[Stored dataset items]
# # # # #
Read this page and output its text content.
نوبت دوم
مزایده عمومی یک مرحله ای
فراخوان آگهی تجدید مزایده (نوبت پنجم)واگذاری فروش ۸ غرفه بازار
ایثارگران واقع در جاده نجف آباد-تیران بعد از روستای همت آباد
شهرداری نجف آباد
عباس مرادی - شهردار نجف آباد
# # # # #
## Exercise requirements
Write out all of the records once more, exactly.

## Output below
Read this page and output its text content.
نوبت دوم
مزایده عمومی یک مرحله ای
فراخوان آگهی تجدید مزایده (نوبت پنجم)واگذاری فروش ۸ غرفه بازار
ایثارگران واقع در جاده نجف آباد-تیران بعد از روستای همت آباد
شهرداری نجف آباد
عباس مرادی - شهردار نجف آباد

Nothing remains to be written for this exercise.